TASK TO COMPLETE: Reproduce the following material exactly, including every line.

EXERCISE DATA:
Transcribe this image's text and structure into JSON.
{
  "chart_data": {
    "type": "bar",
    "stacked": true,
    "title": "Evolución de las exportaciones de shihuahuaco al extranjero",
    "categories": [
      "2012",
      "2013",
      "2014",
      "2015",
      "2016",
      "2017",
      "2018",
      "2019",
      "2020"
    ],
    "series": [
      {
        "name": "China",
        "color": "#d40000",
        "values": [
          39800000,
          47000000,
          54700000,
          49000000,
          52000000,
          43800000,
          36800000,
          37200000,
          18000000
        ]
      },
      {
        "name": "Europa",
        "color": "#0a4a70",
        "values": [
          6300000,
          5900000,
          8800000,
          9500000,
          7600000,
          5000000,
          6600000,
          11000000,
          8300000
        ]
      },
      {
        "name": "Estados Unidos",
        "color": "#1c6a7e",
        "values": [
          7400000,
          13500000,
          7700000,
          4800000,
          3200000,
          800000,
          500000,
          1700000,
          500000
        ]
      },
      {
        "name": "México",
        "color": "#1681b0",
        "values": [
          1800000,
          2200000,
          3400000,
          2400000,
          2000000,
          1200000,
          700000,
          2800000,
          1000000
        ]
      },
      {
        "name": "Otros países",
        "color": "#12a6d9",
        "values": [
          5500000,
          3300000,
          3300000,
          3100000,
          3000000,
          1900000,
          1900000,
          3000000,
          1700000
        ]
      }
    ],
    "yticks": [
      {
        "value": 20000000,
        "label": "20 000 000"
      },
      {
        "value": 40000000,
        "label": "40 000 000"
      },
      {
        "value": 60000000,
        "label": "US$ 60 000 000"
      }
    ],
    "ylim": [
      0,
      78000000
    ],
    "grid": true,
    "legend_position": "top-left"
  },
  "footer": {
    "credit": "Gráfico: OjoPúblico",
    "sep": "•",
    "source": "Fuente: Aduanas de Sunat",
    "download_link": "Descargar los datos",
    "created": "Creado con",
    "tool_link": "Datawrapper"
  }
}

SOLVED EXERCISE:
Transcribe this image's text and structure into JSON.
{
  "chart_data": {
    "type": "bar",
    "stacked": true,
    "title": "Evolución de las exportaciones de shihuahuaco al extranjero",
    "categories": [
      "2012",
      "2013",
      "2014",
      "2015",
      "2016",
      "2017",
      "2018",
      "2019",
      "2020"
    ],
    "series": [
      {
        "name": "China",
        "color": "#d40000",
        "values": [
          39800000,
          47000000,
          54700000,
          49000000,
          52000000,
          43800000,
          36800000,
          37200000,
          18000000
        ]
      },
      {
        "name": "Europa",
        "color": "#0a4a70",
        "values": [
          6300000,
          5900000,
          8800000,
          9500000,
          7600000,
          5000000,
          6600000,
          11000000,
          8300000
        ]
      },
      {
        "name": "Estados Unidos",
        "color": "#1c6a7e",
        "values": [
          7400000,
          13500000,
          7700000,
          4800000,
          3200000,
          800000,
          500000,
          1700000,
          500000
        ]
      },
      {
        "name": "México",
        "color": "#1681b0",
        "values": [
          1800000,
          2200000,
          3400000,
          2400000,
          2000000,
          1200000,
          700000,
          2800000,
          1000000
        ]
      },
      {
        "name": "Otros países",
        "color": "#12a6d9",
        "values": [
          5500000,
          3300000,
          3300000,
          3100000,
          3000000,
          1900000,
          1900000,
          3000000,
          1700000
        ]
      }
    ],
    "yticks": [
      {
        "value": 20000000,
        "label": "20 000 000"
      },
      {
        "value": 40000000,
        "label": "40 000 000"
      },
      {
        "value": 60000000,
        "label": "US$ 60 000 000"
      }
    ],
    "ylim": [
      0,
      78000000
    ],
    "grid": true,
    "legend_position": "top-left"
  },
  "footer": {
    "credit": "Gráfico: OjoPúblico",
    "sep": "•",
    "source": "Fuente: Aduanas de Sunat",
    "download_link": "Descargar los datos",
    "created": "Creado con",
    "tool_link": "Datawrapper"
  }
}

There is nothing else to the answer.